• **Short task**: Copy each line that has the string "Sainct" somewhere in it.
#####
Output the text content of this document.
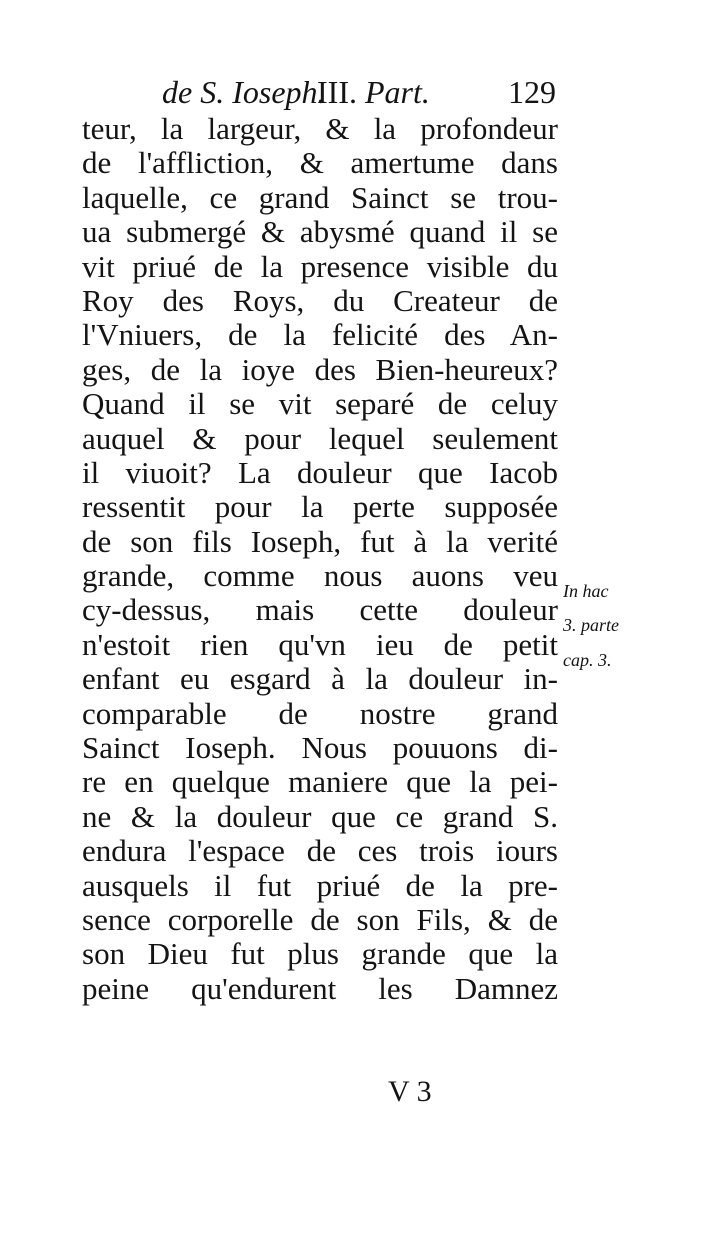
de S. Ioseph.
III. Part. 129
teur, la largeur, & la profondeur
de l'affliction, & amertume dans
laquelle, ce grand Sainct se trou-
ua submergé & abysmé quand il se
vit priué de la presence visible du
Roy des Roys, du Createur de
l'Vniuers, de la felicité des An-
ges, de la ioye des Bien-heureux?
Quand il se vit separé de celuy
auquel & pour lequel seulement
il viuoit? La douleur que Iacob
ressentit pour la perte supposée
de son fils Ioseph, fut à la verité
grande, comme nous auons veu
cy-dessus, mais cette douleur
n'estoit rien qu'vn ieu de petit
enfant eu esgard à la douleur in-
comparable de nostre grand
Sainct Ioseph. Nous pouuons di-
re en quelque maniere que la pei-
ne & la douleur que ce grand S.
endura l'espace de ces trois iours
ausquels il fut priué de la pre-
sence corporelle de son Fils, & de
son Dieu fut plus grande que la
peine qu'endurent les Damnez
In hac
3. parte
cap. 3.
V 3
#####
• **In response**:
laquelle, ce grand Sainct se trou-
Sainct Ioseph. Nous pouuons di-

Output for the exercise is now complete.